* [TEXT SHOWN]
++++++

LAB/ArchiveBox_ArchiveBox

Fork 0

mirror of https://github.com/ArchiveBox/ArchiveBox.git synced 2026-01-15 08:22:39 +08:00

Nick Sweeting dd77511026

unified Process source of truth and better screenshot tests

2026-01-02 04:20:34 -08:00

10 KiB

Raw Permalink Blame History

Process Model Integration Plan

Current Architecture

Hook Execution Flow

Orchestrator
  ├─> CrawlWorker
  │     └─> Crawl.run() [state machine @started.enter]
  │           └─> run_hook() for on_Crawl__* hooks
  │                 └─> subprocess.Popen (NOT using Process model)
  │
  └─> SnapshotWorker
        └─> Snapshot.run() [planned - doesn't exist yet]
              └─> ArchiveResult.run() [state machine @started.enter]
                    └─> run_hook() for on_Snapshot__* hooks
                          └─> subprocess.Popen (NOT using Process model)

Problem

No Process tracking: run_hook() uses subprocess.Popen directly, never creates Process records
Orphaned Process model: Process model has .launch(), .wait(), .terminate() methods that are NEVER used
Manual process management: SnapshotWorker manually uses psutil for waiting/killing
Duplicate logic: Process model and run_hook() both do subprocess management independently

Unified Architecture

Goal

Make Process model the single source of truth for all subprocess operations:

Hook execution
PID tracking
stdout/stderr capture
Process lifecycle (launch, wait, terminate)

++++++

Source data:
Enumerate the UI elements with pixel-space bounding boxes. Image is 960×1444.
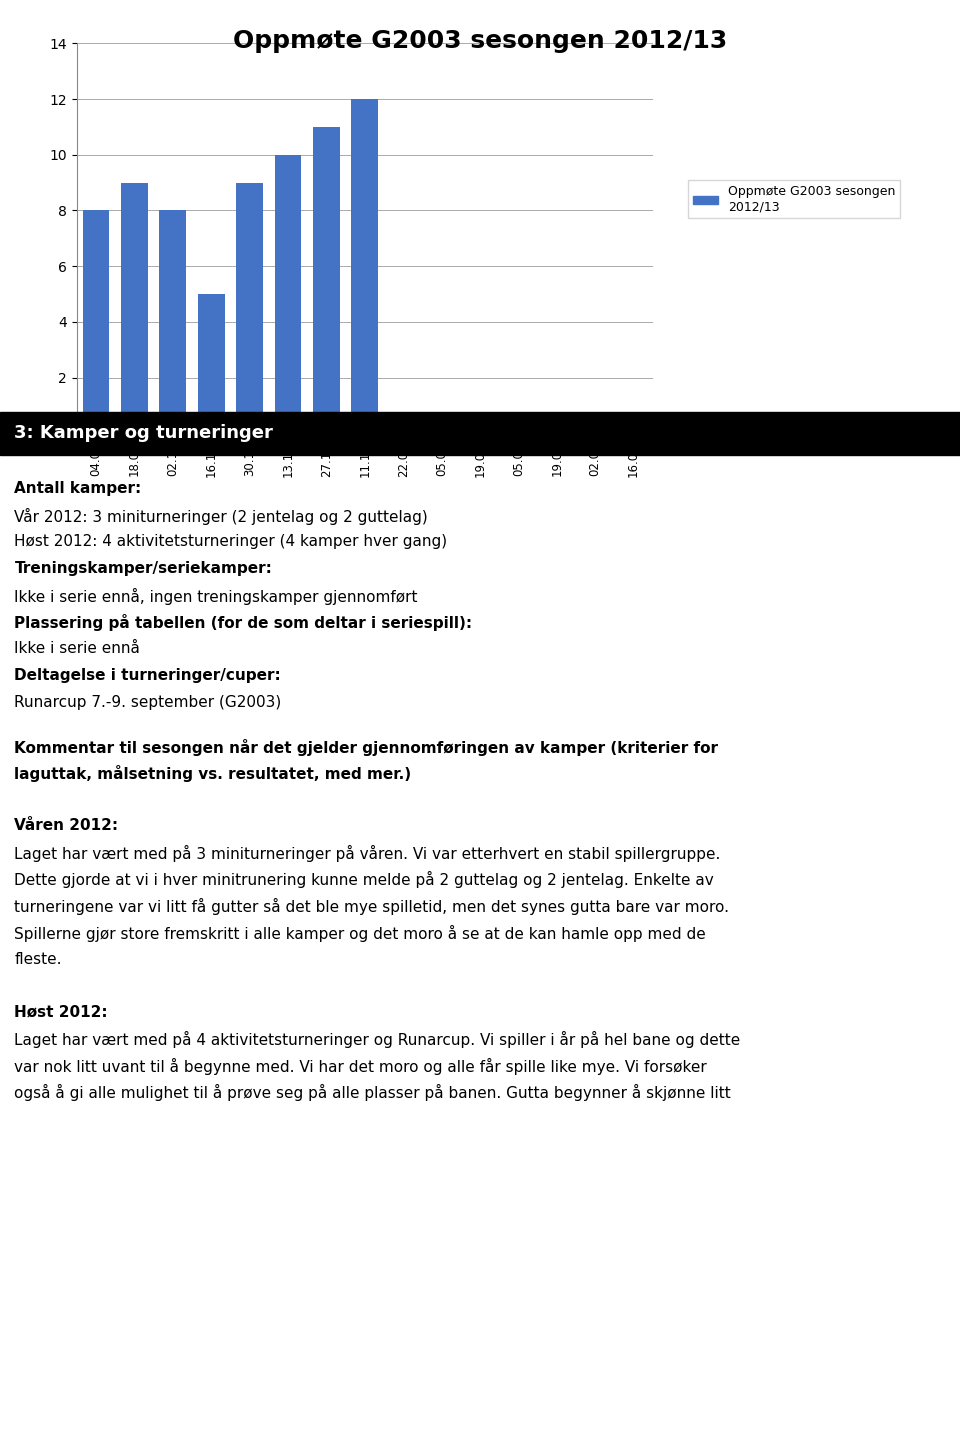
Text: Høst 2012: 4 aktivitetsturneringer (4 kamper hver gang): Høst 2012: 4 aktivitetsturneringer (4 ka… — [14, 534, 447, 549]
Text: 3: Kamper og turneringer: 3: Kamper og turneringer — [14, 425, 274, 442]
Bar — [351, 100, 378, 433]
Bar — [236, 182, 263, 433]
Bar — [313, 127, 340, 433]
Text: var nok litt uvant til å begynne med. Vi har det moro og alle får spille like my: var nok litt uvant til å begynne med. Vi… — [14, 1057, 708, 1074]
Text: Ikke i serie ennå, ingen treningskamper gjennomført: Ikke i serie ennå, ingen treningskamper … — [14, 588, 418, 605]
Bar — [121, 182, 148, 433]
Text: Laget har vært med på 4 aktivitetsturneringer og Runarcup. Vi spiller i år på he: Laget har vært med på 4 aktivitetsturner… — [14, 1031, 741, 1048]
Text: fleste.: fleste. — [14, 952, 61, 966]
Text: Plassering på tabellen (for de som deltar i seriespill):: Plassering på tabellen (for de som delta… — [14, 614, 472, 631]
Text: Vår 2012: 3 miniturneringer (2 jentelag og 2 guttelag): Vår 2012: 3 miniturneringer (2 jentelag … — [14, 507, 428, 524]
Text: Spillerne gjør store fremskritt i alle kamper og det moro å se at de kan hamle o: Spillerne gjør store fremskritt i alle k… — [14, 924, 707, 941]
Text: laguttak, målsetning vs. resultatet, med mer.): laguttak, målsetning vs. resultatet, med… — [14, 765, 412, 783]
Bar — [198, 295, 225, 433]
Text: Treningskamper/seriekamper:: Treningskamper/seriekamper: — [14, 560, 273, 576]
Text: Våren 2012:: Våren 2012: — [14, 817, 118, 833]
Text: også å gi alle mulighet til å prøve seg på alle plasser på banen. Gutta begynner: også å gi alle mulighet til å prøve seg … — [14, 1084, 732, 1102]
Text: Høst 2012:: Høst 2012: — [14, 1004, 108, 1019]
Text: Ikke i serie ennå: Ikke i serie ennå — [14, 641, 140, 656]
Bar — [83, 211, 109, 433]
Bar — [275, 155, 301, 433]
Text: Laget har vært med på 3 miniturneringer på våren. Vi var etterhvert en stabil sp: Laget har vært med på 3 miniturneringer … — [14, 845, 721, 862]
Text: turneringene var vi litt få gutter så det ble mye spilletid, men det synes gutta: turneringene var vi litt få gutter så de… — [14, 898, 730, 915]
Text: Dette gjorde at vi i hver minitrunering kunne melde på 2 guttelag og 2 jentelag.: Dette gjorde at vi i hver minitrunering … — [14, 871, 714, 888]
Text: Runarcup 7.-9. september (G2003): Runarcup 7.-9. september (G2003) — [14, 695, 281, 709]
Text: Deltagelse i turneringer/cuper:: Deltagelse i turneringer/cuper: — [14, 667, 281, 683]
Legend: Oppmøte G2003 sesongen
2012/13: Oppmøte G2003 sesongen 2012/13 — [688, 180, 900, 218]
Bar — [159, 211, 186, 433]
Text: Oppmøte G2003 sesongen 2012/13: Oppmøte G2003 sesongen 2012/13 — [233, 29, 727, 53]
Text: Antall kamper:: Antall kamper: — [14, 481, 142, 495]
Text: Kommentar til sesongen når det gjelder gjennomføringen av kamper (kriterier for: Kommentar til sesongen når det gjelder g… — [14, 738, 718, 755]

++++++

* [STATED GOAL A] Using the Process model integration plan, decide whether each statement agrees with it, answering yes or no and quoting the deciding words. (i) run_hook() creates Process records for each hook it runs. (ii) SnapshotWorker relies on psutil to wait for and kill processes. (iii) Snapshot.run() is already implemented.
* [STATED GOAL B] According to the Process model integration plan, which methods of the Process model are never used?
* [STATED GOAL C] Write the next part of the Process model integration plan, picking up after its final line.

* [TASK ANSWER A]
(i) No: "run_hook() uses subprocess.Popen directly, never creates Process records"
(ii) Yes: "SnapshotWorker manually uses psutil for waiting/killing"
(iii) No: "Snapshot.run() [planned - doesn't exist yet]"

* [TASK ANSWER B] The .launch(), .wait() and .terminate() methods are never used.

* [TASK ANSWER C]
Design

# hooks.py - Thin wrapper
def run_hook(...) -> Process:
    """
    Run a hook using Process model (THIN WRAPPER).

    Returns Process model instance for tracking and control.
    """
    from archivebox.machine.models import Process

    # Build command
    cmd = build_hook_cmd(script, kwargs)

    # Use Process.launch() - handles everything
    process = Process.objects.create(
        machine=Machine.current(),
        process_type=Process.TypeChoices.HOOK,
        pwd=str(output_dir),
        cmd=cmd,
        env=build_hook_env(config),
        timeout=timeout,
    )

    # Launch subprocess
    process.launch(background=is_background_hook(script.name))

    return process  # Return Process, not dict


# worker.py - Use Process methods
class SnapshotWorker:
    def _run_hook(self, hook_path, ar) -> Process:
        """Fork hook using Process model."""
        process = run_hook(
            hook_path,
            ar.create_output_dir(),
            self.snapshot.config,
            url=self.snapshot.url,
            snapshot_id=str(self.snapshot.id),
        )

        # Link ArchiveResult to Process
        ar.process = process
        ar.save()

        return process

    def _wait_for_hook(self, process, ar):
        """Wait using Process.wait() method."""
        exit_code = process.wait(timeout=None)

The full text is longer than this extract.